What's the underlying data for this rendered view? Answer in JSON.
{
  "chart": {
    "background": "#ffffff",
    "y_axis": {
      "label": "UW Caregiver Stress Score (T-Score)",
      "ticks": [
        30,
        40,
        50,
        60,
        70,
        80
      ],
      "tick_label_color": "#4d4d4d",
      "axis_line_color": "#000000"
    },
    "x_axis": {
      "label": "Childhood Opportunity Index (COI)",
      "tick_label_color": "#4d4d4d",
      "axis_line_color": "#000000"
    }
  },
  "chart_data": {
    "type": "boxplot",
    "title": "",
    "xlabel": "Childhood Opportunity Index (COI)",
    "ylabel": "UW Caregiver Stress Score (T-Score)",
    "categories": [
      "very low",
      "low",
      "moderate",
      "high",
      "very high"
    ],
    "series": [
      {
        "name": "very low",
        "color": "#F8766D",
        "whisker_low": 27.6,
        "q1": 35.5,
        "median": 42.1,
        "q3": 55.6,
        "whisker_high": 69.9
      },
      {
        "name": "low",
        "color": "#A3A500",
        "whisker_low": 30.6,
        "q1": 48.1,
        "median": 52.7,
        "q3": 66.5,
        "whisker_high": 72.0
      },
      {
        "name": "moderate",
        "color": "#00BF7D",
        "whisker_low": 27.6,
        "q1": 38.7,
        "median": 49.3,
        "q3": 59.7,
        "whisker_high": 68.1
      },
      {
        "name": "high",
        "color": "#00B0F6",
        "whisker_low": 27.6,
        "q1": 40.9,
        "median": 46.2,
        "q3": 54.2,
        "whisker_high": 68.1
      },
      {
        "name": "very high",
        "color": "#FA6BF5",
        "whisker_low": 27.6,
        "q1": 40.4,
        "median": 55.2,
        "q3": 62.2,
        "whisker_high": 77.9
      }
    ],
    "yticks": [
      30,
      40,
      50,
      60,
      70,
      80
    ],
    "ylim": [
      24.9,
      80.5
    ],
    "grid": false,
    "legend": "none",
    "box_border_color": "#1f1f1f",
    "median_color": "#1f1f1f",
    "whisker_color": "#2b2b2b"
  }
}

__________________________________________________

_What you need to do:_ Output the records above in their entirety, exactly.

_Expected output:_
What's the underlying data for this rendered view? Answer in JSON.
{
  "chart": {
    "background": "#ffffff",
    "y_axis": {
      "label": "UW Caregiver Stress Score (T-Score)",
      "ticks": [
        30,
        40,
        50,
        60,
        70,
        80
      ],
      "tick_label_color": "#4d4d4d",
      "axis_line_color": "#000000"
    },
    "x_axis": {
      "label": "Childhood Opportunity Index (COI)",
      "tick_label_color": "#4d4d4d",
      "axis_line_color": "#000000"
    }
  },
  "chart_data": {
    "type": "boxplot",
    "title": "",
    "xlabel": "Childhood Opportunity Index (COI)",
    "ylabel": "UW Caregiver Stress Score (T-Score)",
    "categories": [
      "very low",
      "low",
      "moderate",
      "high",
      "very high"
    ],
    "series": [
      {
        "name": "very low",
        "color": "#F8766D",
        "whisker_low": 27.6,
        "q1": 35.5,
        "median": 42.1,
        "q3": 55.6,
        "whisker_high": 69.9
      },
      {
        "name": "low",
        "color": "#A3A500",
        "whisker_low": 30.6,
        "q1": 48.1,
        "median": 52.7,
        "q3": 66.5,
        "whisker_high": 72.0
      },
      {
        "name": "moderate",
        "color": "#00BF7D",
        "whisker_low": 27.6,
        "q1": 38.7,
        "median": 49.3,
        "q3": 59.7,
        "whisker_high": 68.1
      },
      {
        "name": "high",
        "color": "#00B0F6",
        "whisker_low": 27.6,
        "q1": 40.9,
        "median": 46.2,
        "q3": 54.2,
        "whisker_high": 68.1
      },
      {
        "name": "very high",
        "color": "#FA6BF5",
        "whisker_low": 27.6,
        "q1": 40.4,
        "median": 55.2,
        "q3": 62.2,
        "whisker_high": 77.9
      }
    ],
    "yticks": [
      30,
      40,
      50,
      60,
      70,
      80
    ],
    "ylim": [
      24.9,
      80.5
    ],
    "grid": false,
    "legend": "none",
    "box_border_color": "#1f1f1f",
    "median_color": "#1f1f1f",
    "whisker_color": "#2b2b2b"
  }
}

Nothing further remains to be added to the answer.